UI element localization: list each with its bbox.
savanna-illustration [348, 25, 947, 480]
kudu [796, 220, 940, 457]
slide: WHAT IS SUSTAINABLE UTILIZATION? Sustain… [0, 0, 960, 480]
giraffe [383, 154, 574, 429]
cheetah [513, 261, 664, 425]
* * *
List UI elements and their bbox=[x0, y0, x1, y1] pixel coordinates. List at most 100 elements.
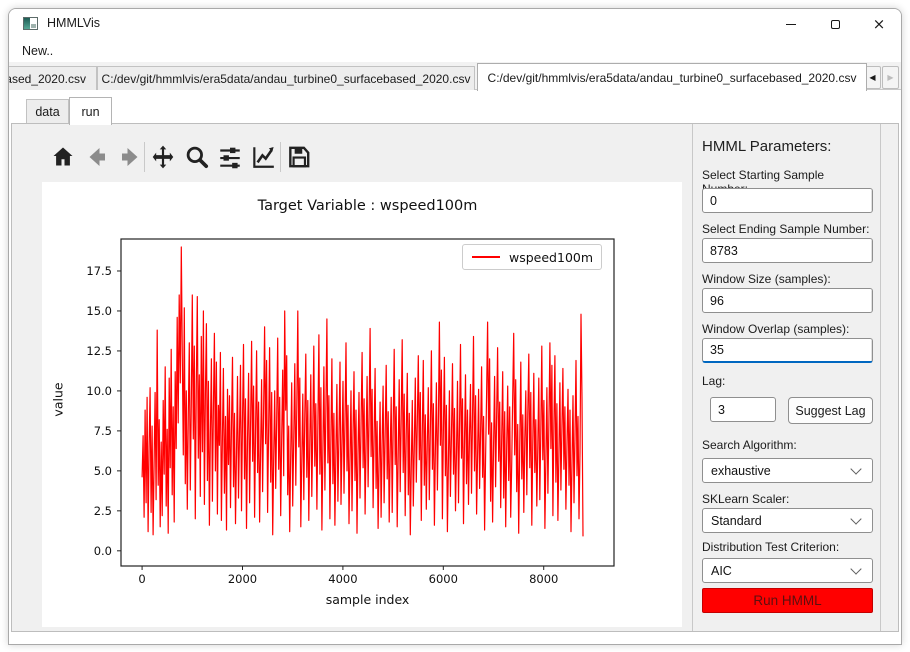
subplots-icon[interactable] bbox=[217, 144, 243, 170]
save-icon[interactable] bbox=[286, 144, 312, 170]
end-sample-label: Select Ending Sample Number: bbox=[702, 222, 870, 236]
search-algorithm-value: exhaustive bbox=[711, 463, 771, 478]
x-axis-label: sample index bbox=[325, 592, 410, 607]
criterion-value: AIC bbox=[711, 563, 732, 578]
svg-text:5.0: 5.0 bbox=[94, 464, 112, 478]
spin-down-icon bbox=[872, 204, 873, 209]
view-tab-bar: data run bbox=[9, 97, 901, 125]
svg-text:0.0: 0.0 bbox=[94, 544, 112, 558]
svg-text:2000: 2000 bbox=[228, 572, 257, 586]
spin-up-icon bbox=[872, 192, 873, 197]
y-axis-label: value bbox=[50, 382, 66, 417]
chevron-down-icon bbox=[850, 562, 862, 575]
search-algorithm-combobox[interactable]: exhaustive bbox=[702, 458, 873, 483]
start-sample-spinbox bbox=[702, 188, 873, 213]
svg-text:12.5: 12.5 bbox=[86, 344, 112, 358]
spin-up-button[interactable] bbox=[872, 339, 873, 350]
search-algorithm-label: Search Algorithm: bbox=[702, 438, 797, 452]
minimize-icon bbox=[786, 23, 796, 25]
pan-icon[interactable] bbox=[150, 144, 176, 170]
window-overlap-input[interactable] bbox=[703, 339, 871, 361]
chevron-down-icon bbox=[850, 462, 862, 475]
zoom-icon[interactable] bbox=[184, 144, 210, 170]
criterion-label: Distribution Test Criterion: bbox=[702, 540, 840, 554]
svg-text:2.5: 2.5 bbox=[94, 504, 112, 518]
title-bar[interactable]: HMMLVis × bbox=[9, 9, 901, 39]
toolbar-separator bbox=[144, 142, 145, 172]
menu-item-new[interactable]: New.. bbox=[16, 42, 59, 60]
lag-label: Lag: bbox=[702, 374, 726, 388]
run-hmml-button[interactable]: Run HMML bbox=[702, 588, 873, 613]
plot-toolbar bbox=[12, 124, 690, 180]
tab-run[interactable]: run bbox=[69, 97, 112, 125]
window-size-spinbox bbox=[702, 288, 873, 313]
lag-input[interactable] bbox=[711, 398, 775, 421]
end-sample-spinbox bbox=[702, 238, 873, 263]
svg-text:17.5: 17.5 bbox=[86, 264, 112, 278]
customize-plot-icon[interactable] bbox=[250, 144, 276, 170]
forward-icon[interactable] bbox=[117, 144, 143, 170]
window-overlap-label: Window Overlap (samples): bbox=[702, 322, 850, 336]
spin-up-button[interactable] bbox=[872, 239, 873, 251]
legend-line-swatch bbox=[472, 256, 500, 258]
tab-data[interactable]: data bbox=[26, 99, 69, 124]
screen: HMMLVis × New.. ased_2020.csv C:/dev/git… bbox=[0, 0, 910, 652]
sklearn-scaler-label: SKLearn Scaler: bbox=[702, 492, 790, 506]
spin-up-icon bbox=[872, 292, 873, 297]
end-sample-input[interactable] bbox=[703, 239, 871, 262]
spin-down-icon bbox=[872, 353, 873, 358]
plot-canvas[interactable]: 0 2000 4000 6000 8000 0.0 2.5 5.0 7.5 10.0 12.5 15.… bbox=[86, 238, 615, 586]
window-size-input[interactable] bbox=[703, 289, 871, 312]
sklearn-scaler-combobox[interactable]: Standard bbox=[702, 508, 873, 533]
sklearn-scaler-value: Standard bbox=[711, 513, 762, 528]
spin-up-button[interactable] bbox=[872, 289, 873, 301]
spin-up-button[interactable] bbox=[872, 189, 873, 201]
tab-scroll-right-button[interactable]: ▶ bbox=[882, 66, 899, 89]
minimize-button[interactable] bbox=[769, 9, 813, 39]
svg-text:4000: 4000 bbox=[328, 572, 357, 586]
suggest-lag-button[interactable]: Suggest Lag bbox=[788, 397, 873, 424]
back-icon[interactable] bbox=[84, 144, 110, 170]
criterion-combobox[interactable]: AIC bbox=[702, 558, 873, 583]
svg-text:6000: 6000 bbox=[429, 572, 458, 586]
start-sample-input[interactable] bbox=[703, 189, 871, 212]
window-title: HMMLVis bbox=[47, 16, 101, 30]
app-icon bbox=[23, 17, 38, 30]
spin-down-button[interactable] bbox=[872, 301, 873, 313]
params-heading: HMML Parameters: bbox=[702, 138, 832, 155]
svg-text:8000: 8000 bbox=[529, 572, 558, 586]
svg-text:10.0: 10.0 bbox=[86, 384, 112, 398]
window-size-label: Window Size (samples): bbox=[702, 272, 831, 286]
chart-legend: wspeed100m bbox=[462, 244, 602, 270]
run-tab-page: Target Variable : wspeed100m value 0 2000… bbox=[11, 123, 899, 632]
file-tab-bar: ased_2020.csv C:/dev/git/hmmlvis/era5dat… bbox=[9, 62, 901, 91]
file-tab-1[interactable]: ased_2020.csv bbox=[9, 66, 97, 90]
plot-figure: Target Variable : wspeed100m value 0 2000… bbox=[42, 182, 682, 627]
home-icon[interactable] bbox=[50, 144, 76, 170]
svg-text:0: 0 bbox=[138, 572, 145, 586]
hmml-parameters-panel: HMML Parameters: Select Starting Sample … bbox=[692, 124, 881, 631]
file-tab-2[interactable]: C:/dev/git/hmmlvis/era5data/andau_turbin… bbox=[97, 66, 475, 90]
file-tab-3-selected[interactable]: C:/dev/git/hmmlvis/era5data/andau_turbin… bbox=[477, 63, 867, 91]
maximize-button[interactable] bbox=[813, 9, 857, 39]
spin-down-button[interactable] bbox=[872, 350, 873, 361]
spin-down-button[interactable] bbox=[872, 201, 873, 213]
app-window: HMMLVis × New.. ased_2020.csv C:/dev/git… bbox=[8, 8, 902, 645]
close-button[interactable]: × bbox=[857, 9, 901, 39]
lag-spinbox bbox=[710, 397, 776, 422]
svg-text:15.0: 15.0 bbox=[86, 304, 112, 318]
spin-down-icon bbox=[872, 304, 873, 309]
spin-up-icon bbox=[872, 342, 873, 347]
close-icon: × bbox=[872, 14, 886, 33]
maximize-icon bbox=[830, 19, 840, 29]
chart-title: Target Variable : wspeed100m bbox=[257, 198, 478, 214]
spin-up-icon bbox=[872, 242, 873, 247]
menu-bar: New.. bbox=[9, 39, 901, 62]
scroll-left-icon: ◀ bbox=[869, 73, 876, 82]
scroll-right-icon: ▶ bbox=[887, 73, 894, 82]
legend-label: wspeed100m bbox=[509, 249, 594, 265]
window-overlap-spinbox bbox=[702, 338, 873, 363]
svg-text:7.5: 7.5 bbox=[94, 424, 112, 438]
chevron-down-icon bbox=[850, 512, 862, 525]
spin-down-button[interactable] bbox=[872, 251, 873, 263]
* * *
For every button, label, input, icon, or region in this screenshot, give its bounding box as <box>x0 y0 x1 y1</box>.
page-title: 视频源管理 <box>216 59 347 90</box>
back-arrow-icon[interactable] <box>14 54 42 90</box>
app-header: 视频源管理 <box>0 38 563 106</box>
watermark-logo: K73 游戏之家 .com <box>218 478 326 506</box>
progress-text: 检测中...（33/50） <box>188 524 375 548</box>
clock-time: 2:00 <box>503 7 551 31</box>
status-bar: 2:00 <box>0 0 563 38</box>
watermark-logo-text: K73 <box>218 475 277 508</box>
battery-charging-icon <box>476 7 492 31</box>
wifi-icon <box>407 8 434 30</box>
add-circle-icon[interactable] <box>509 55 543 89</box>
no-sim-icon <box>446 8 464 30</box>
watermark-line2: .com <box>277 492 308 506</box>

* WORK TO BE COMPLETED *
Change "screenshot" to "screen capture" in the entries from the line containing "For every button, label, input, icon, or" through the line containing "watermark-line2: .com <box>277", both included. Rewrite only those lines and leave everything else as it is.

* THE COMPLETED TASK *
For every button, label, input, icon, or region in this screen capture, give its bounding box as <box>x0 y0 x1 y1</box>.
page-title: 视频源管理 <box>216 59 347 90</box>
back-arrow-icon[interactable] <box>14 54 42 90</box>
app-header: 视频源管理 <box>0 38 563 106</box>
watermark-logo: K73 游戏之家 .com <box>218 478 326 506</box>
progress-text: 检测中...（33/50） <box>188 524 375 548</box>
clock-time: 2:00 <box>503 7 551 31</box>
status-bar: 2:00 <box>0 0 563 38</box>
watermark-logo-text: K73 <box>218 475 277 508</box>
battery-charging-icon <box>476 7 492 31</box>
wifi-icon <box>407 8 434 30</box>
add-circle-icon[interactable] <box>509 55 543 89</box>
no-sim-icon <box>446 8 464 30</box>
watermark-line2: .com <box>277 492 308 506</box>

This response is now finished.